MATERIAL SUPPLIED
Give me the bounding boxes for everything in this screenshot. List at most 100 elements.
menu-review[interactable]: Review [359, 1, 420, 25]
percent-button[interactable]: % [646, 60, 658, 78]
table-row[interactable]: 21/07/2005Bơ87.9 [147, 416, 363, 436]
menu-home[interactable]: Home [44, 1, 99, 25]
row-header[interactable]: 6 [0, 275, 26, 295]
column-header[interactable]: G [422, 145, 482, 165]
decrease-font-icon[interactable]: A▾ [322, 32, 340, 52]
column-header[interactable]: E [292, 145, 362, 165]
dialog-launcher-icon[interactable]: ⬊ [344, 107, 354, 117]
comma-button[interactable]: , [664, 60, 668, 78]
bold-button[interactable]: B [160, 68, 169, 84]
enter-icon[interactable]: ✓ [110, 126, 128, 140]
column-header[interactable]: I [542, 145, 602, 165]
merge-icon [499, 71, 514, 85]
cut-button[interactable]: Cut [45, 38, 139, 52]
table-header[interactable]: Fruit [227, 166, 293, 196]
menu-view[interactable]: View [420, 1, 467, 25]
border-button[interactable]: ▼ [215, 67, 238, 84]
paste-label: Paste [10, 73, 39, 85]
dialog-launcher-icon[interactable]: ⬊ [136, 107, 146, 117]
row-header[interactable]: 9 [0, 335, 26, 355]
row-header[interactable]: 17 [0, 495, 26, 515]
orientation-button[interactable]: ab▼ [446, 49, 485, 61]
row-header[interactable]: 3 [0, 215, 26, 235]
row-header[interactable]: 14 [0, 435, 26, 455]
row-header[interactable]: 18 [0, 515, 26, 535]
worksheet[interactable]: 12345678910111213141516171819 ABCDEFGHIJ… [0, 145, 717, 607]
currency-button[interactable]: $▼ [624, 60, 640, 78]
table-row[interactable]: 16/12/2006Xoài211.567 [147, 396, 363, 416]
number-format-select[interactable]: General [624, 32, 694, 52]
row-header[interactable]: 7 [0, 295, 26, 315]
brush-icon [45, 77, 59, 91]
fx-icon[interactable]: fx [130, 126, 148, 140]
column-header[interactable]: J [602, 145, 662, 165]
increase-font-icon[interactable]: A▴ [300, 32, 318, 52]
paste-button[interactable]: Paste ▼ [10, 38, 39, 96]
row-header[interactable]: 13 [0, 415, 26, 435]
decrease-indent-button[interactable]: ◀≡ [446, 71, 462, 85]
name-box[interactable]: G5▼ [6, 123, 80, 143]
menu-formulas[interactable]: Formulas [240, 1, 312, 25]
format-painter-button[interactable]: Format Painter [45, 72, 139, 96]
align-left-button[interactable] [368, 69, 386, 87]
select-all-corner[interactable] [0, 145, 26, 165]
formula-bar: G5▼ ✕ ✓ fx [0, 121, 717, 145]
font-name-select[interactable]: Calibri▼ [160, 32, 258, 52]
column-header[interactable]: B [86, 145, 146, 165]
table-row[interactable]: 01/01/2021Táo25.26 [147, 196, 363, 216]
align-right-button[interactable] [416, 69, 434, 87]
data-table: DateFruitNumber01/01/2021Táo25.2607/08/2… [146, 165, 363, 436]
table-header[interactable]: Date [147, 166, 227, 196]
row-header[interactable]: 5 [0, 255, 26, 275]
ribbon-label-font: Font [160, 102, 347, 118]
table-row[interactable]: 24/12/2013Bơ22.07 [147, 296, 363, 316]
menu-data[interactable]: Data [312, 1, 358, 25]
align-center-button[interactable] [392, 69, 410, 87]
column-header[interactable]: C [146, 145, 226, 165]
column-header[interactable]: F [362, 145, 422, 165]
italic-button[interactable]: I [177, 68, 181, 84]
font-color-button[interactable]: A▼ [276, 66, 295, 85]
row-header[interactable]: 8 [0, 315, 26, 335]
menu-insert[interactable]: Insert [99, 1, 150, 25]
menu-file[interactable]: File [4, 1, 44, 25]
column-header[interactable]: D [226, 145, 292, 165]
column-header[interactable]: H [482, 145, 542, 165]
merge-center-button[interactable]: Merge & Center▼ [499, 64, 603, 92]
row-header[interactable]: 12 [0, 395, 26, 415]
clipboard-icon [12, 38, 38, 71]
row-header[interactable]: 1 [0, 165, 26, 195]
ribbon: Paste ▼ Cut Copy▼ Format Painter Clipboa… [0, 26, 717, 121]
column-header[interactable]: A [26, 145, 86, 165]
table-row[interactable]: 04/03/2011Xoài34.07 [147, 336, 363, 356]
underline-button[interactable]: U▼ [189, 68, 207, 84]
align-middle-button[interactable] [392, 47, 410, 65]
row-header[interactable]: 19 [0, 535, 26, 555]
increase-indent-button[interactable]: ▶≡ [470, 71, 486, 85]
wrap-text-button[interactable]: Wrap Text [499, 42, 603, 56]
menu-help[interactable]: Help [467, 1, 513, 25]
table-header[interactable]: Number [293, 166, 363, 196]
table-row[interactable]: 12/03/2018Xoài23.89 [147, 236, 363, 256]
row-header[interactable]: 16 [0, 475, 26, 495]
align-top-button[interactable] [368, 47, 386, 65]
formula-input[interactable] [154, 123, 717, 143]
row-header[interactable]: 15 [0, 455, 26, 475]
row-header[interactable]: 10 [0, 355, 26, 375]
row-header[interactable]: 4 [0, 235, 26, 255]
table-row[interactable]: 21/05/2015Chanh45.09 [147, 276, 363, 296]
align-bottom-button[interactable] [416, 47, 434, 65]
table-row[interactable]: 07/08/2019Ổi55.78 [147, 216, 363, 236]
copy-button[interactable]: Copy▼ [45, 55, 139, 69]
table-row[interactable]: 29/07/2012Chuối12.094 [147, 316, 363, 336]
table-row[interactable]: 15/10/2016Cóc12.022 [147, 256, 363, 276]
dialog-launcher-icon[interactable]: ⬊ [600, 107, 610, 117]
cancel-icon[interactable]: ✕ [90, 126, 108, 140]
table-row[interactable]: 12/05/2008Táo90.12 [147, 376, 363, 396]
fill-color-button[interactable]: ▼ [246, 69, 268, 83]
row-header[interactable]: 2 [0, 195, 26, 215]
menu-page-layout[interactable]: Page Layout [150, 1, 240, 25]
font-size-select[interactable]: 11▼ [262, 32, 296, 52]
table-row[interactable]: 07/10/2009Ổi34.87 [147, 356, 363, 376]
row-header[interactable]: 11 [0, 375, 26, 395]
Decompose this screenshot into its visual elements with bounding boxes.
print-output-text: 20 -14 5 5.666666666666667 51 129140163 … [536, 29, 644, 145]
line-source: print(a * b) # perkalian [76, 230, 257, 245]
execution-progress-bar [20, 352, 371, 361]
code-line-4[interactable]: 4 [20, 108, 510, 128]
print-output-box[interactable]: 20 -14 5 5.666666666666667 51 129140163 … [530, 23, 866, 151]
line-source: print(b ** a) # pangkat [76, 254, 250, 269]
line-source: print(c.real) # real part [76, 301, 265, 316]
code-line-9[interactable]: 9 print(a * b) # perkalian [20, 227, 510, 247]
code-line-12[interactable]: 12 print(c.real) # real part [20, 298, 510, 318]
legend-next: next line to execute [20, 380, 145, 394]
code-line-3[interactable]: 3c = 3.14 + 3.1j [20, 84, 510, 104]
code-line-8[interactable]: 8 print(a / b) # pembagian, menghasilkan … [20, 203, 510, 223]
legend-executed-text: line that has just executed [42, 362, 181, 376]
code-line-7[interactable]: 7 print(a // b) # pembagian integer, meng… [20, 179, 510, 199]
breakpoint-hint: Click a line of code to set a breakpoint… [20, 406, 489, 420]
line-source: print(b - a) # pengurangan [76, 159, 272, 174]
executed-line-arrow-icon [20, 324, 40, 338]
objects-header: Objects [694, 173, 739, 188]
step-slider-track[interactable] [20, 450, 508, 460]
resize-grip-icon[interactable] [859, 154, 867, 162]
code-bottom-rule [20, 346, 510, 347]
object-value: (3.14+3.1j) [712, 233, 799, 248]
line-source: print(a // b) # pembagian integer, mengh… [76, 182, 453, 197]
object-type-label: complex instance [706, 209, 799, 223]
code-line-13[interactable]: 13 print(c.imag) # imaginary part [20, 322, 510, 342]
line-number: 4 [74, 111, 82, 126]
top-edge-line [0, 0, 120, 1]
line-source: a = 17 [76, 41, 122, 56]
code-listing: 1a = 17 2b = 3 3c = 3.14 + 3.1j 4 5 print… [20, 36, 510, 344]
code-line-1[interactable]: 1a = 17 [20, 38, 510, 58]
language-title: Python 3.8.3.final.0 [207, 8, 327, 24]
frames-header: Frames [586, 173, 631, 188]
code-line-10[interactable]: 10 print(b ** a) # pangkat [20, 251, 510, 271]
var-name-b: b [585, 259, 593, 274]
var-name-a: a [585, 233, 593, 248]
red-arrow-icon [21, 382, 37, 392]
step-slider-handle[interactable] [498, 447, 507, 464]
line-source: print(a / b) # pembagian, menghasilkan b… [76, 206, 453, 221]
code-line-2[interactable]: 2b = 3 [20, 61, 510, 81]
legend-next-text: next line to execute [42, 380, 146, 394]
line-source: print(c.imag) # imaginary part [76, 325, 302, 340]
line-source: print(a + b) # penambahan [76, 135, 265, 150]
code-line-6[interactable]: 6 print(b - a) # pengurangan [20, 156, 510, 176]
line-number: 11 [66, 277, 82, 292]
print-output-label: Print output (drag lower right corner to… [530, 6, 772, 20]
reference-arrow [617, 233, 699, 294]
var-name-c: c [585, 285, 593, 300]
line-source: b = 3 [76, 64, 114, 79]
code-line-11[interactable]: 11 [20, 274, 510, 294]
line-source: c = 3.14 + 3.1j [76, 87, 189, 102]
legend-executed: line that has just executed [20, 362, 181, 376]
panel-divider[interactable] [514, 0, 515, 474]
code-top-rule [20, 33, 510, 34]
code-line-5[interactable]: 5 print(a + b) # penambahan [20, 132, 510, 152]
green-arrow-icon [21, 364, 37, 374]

STATED EXERCISE
Rewrite the material from its first line through the line containing "row-header[interactable]: 3 [0, 215, 26, 235]", replacing every "row-header" with "row-label" and leaving everything else unchanged.

ANSWER TO THIS TASK
Give me the bounding boxes for everything in this screenshot. List at most 100 elements.
menu-review[interactable]: Review [359, 1, 420, 25]
percent-button[interactable]: % [646, 60, 658, 78]
table-row[interactable]: 21/07/2005Bơ87.9 [147, 416, 363, 436]
menu-home[interactable]: Home [44, 1, 99, 25]
row-label[interactable]: 6 [0, 275, 26, 295]
column-header[interactable]: G [422, 145, 482, 165]
decrease-font-icon[interactable]: A▾ [322, 32, 340, 52]
column-header[interactable]: E [292, 145, 362, 165]
dialog-launcher-icon[interactable]: ⬊ [344, 107, 354, 117]
comma-button[interactable]: , [664, 60, 668, 78]
bold-button[interactable]: B [160, 68, 169, 84]
enter-icon[interactable]: ✓ [110, 126, 128, 140]
column-header[interactable]: I [542, 145, 602, 165]
merge-icon [499, 71, 514, 85]
cut-button[interactable]: Cut [45, 38, 139, 52]
table-header[interactable]: Fruit [227, 166, 293, 196]
menu-view[interactable]: View [420, 1, 467, 25]
border-button[interactable]: ▼ [215, 67, 238, 84]
paste-label: Paste [10, 73, 39, 85]
dialog-launcher-icon[interactable]: ⬊ [136, 107, 146, 117]
row-label[interactable]: 9 [0, 335, 26, 355]
row-label[interactable]: 17 [0, 495, 26, 515]
orientation-button[interactable]: ab▼ [446, 49, 485, 61]
row-label[interactable]: 3 [0, 215, 26, 235]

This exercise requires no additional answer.